Across the entries below, count the lines in which the word "初中生物" occurs. Reply with the count alone.

# # #

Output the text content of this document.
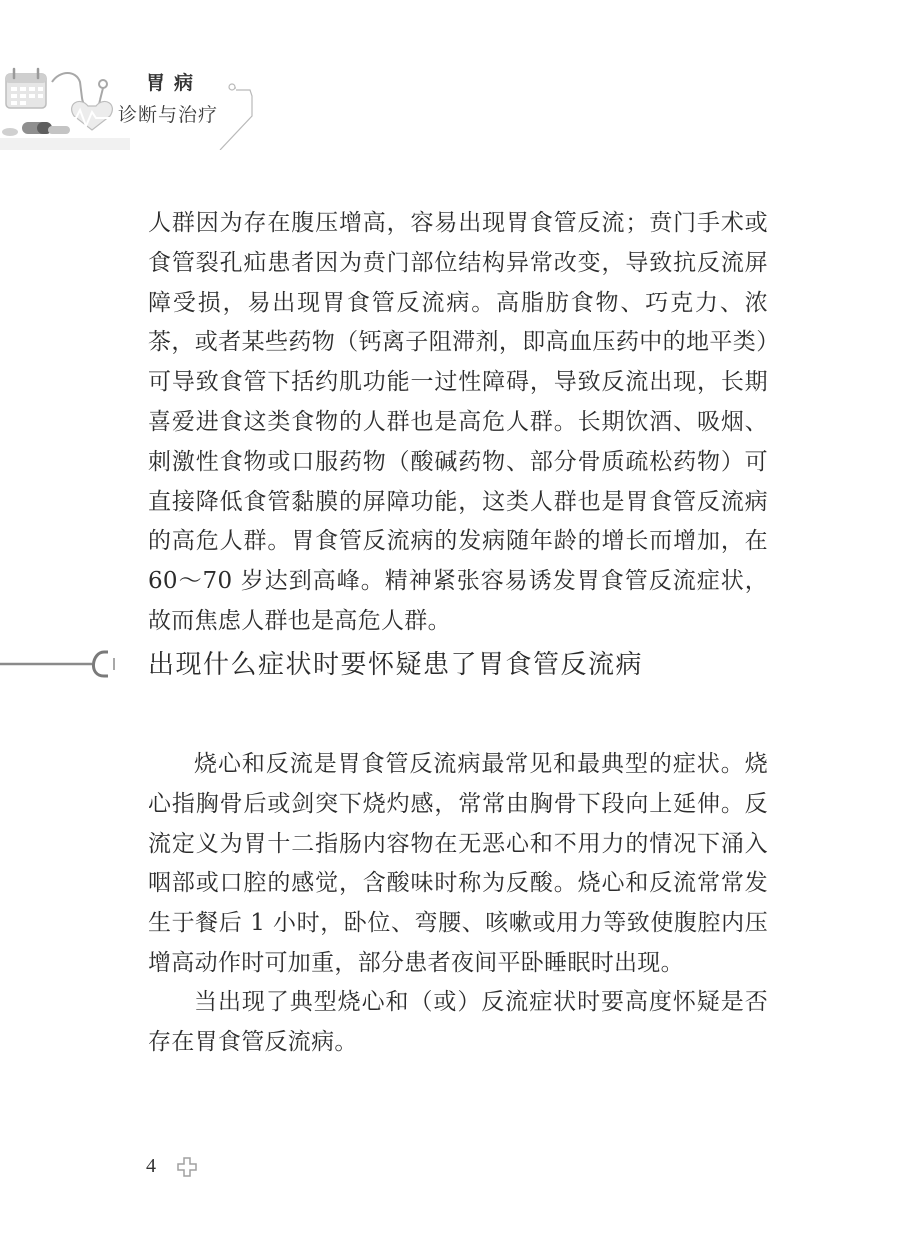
胃病
诊断与治疗

人群因为存在腹压增高，容易出现胃食管反流；贲门手术或食管裂孔疝患者因为贲门部位结构异常改变，导致抗反流屏障受损，易出现胃食管反流病。高脂肪食物、巧克力、浓茶，或者某些药物（钙离子阻滞剂，即高血压药中的地平类）可导致食管下括约肌功能一过性障碍，导致反流出现，长期喜爱进食这类食物的人群也是高危人群。长期饮酒、吸烟、刺激性食物或口服药物（酸碱药物、部分骨质疏松药物）可直接降低食管黏膜的屏障功能，这类人群也是胃食管反流病的高危人群。胃食管反流病的发病随年龄的增长而增加，在 60～70 岁达到高峰。精神紧张容易诱发胃食管反流症状，故而焦虑人群也是高危人群。

出现什么症状时要怀疑患了胃食管反流病

烧心和反流是胃食管反流病最常见和最典型的症状。烧心指胸骨后或剑突下烧灼感，常常由胸骨下段向上延伸。反流定义为胃十二指肠内容物在无恶心和不用力的情况下涌入咽部或口腔的感觉，含酸味时称为反酸。烧心和反流常常发生于餐后 1 小时，卧位、弯腰、咳嗽或用力等致使腹腔内压增高动作时可加重，部分患者夜间平卧睡眠时出现。

当出现了典型烧心和（或）反流症状时要高度怀疑是否存在胃食管反流病。

4
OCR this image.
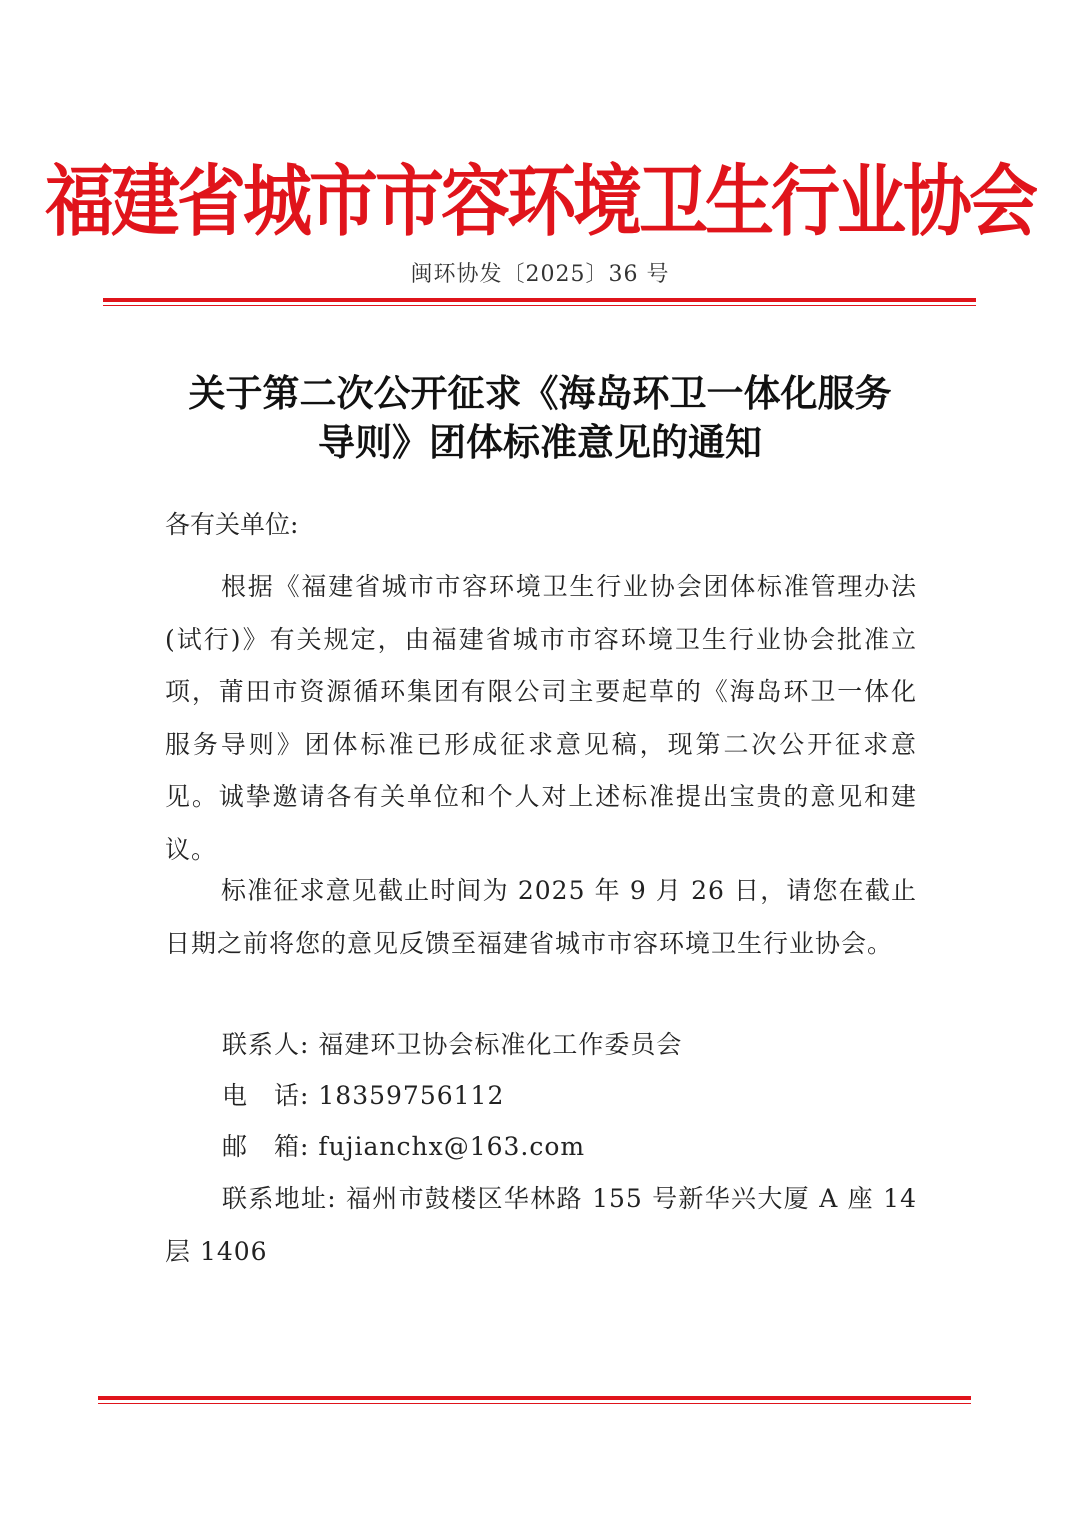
福建省城市市容环境卫生行业协会
闽环协发〔2025〕36 号
关于第二次公开征求《海岛环卫一体化服务
导则》团体标准意见的通知
各有关单位:
根据《福建省城市市容环境卫生行业协会团体标准管理办法(试行)》有关规定，由福建省城市市容环境卫生行业协会批准立项，莆田市资源循环集团有限公司主要起草的《海岛环卫一体化服务导则》团体标准已形成征求意见稿，现第二次公开征求意见。诚挚邀请各有关单位和个人对上述标准提出宝贵的意见和建议。
标准征求意见截止时间为 2025 年 9 月 26 日，请您在截止日期之前将您的意见反馈至福建省城市市容环境卫生行业协会。
联系人: 福建环卫协会标准化工作委员会
电　话: 18359756112
邮　箱: fujianchx@163.com
联系地址: 福州市鼓楼区华林路 155 号新华兴大厦 A 座 14 层 1406
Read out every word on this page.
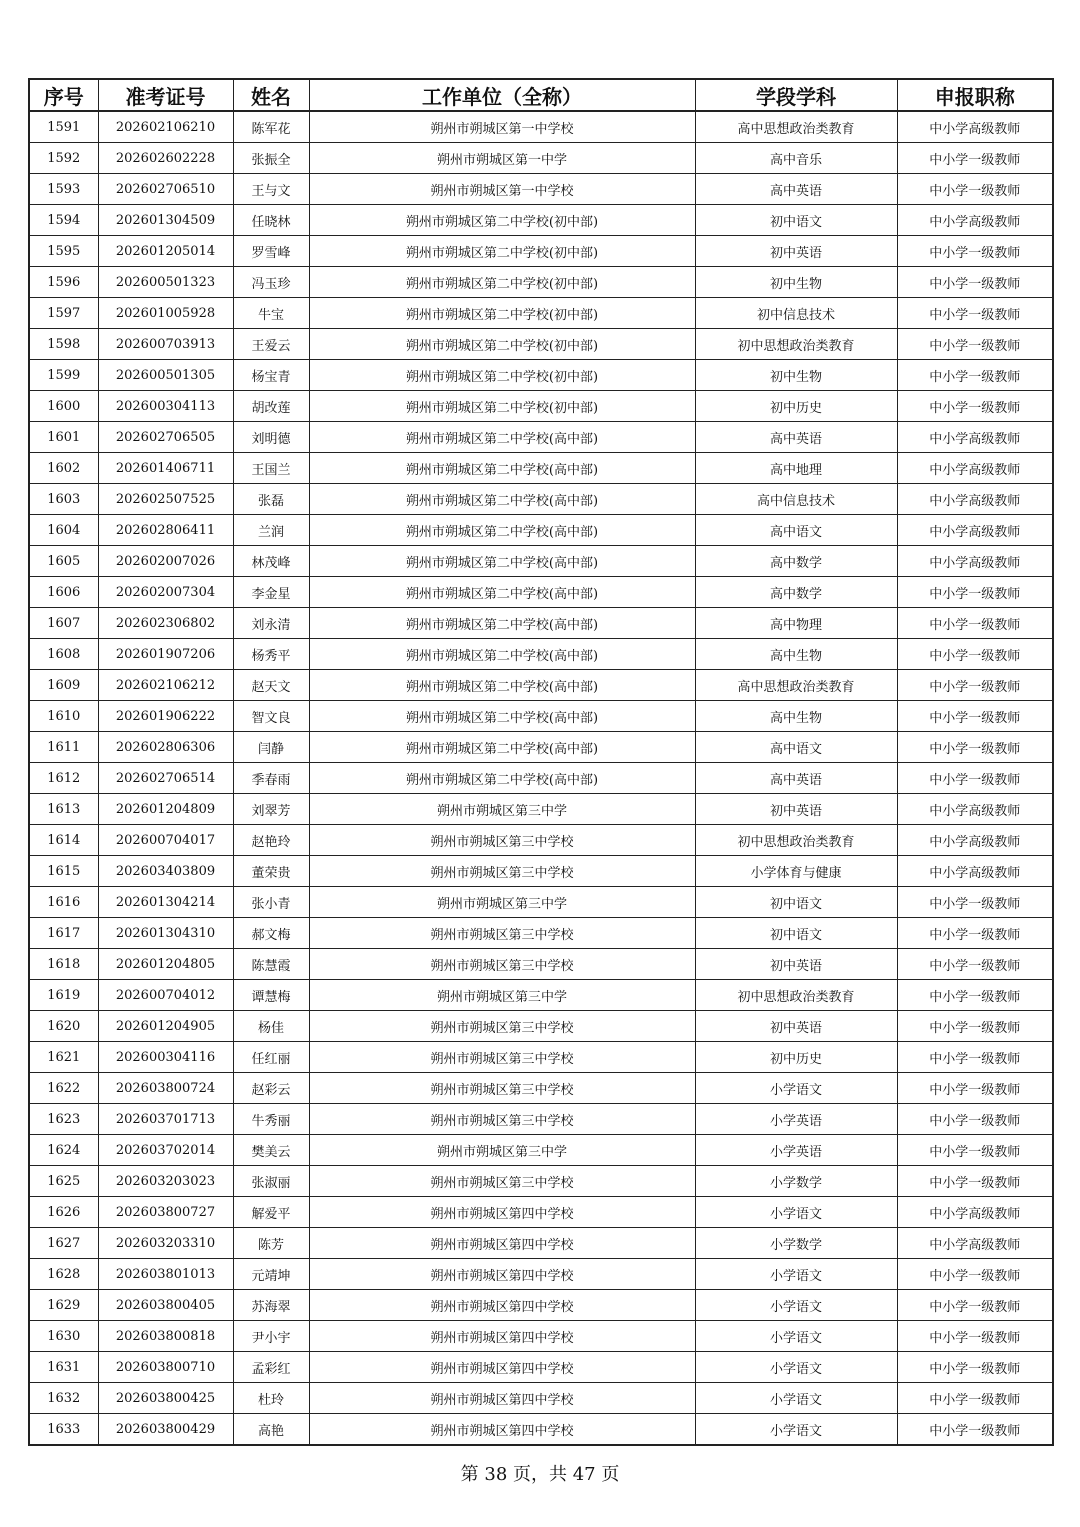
序号	准考证号	姓名	工作单位（全称）	学段学科	申报职称
1591	202602106210	陈军花	朔州市朔城区第一中学校	高中思想政治类教育	中小学高级教师
1592	202602602228	张振全	朔州市朔城区第一中学	高中音乐	中小学一级教师
1593	202602706510	王与文	朔州市朔城区第一中学校	高中英语	中小学一级教师
1594	202601304509	任晓林	朔州市朔城区第二中学校(初中部)	初中语文	中小学高级教师
1595	202601205014	罗雪峰	朔州市朔城区第二中学校(初中部)	初中英语	中小学一级教师
1596	202600501323	冯玉珍	朔州市朔城区第二中学校(初中部)	初中生物	中小学一级教师
1597	202601005928	牛宝	朔州市朔城区第二中学校(初中部)	初中信息技术	中小学一级教师
1598	202600703913	王爱云	朔州市朔城区第二中学校(初中部)	初中思想政治类教育	中小学一级教师
1599	202600501305	杨宝青	朔州市朔城区第二中学校(初中部)	初中生物	中小学一级教师
1600	202600304113	胡改莲	朔州市朔城区第二中学校(初中部)	初中历史	中小学一级教师
1601	202602706505	刘明德	朔州市朔城区第二中学校(高中部)	高中英语	中小学高级教师
1602	202601406711	王国兰	朔州市朔城区第二中学校(高中部)	高中地理	中小学高级教师
1603	202602507525	张磊	朔州市朔城区第二中学校(高中部)	高中信息技术	中小学高级教师
1604	202602806411	兰润	朔州市朔城区第二中学校(高中部)	高中语文	中小学高级教师
1605	202602007026	林茂峰	朔州市朔城区第二中学校(高中部)	高中数学	中小学高级教师
1606	202602007304	李金星	朔州市朔城区第二中学校(高中部)	高中数学	中小学一级教师
1607	202602306802	刘永清	朔州市朔城区第二中学校(高中部)	高中物理	中小学一级教师
1608	202601907206	杨秀平	朔州市朔城区第二中学校(高中部)	高中生物	中小学一级教师
1609	202602106212	赵天文	朔州市朔城区第二中学校(高中部)	高中思想政治类教育	中小学一级教师
1610	202601906222	智文良	朔州市朔城区第二中学校(高中部)	高中生物	中小学一级教师
1611	202602806306	闫静	朔州市朔城区第二中学校(高中部)	高中语文	中小学一级教师
1612	202602706514	季春雨	朔州市朔城区第二中学校(高中部)	高中英语	中小学一级教师
1613	202601204809	刘翠芳	朔州市朔城区第三中学	初中英语	中小学高级教师
1614	202600704017	赵艳玲	朔州市朔城区第三中学校	初中思想政治类教育	中小学高级教师
1615	202603403809	董荣贵	朔州市朔城区第三中学校	小学体育与健康	中小学高级教师
1616	202601304214	张小青	朔州市朔城区第三中学	初中语文	中小学一级教师
1617	202601304310	郝文梅	朔州市朔城区第三中学校	初中语文	中小学一级教师
1618	202601204805	陈慧霞	朔州市朔城区第三中学校	初中英语	中小学一级教师
1619	202600704012	谭慧梅	朔州市朔城区第三中学	初中思想政治类教育	中小学一级教师
1620	202601204905	杨佳	朔州市朔城区第三中学校	初中英语	中小学一级教师
1621	202600304116	任红丽	朔州市朔城区第三中学校	初中历史	中小学一级教师
1622	202603800724	赵彩云	朔州市朔城区第三中学校	小学语文	中小学一级教师
1623	202603701713	牛秀丽	朔州市朔城区第三中学校	小学英语	中小学一级教师
1624	202603702014	樊美云	朔州市朔城区第三中学	小学英语	中小学一级教师
1625	202603203023	张淑丽	朔州市朔城区第三中学校	小学数学	中小学一级教师
1626	202603800727	解爱平	朔州市朔城区第四中学校	小学语文	中小学高级教师
1627	202603203310	陈芳	朔州市朔城区第四中学校	小学数学	中小学高级教师
1628	202603801013	元靖坤	朔州市朔城区第四中学校	小学语文	中小学一级教师
1629	202603800405	苏海翠	朔州市朔城区第四中学校	小学语文	中小学一级教师
1630	202603800818	尹小宇	朔州市朔城区第四中学校	小学语文	中小学一级教师
1631	202603800710	孟彩红	朔州市朔城区第四中学校	小学语文	中小学一级教师
1632	202603800425	杜玲	朔州市朔城区第四中学校	小学语文	中小学一级教师
1633	202603800429	高艳	朔州市朔城区第四中学校	小学语文	中小学一级教师
第 38 页，共 47 页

# # #

#### [Full output]
2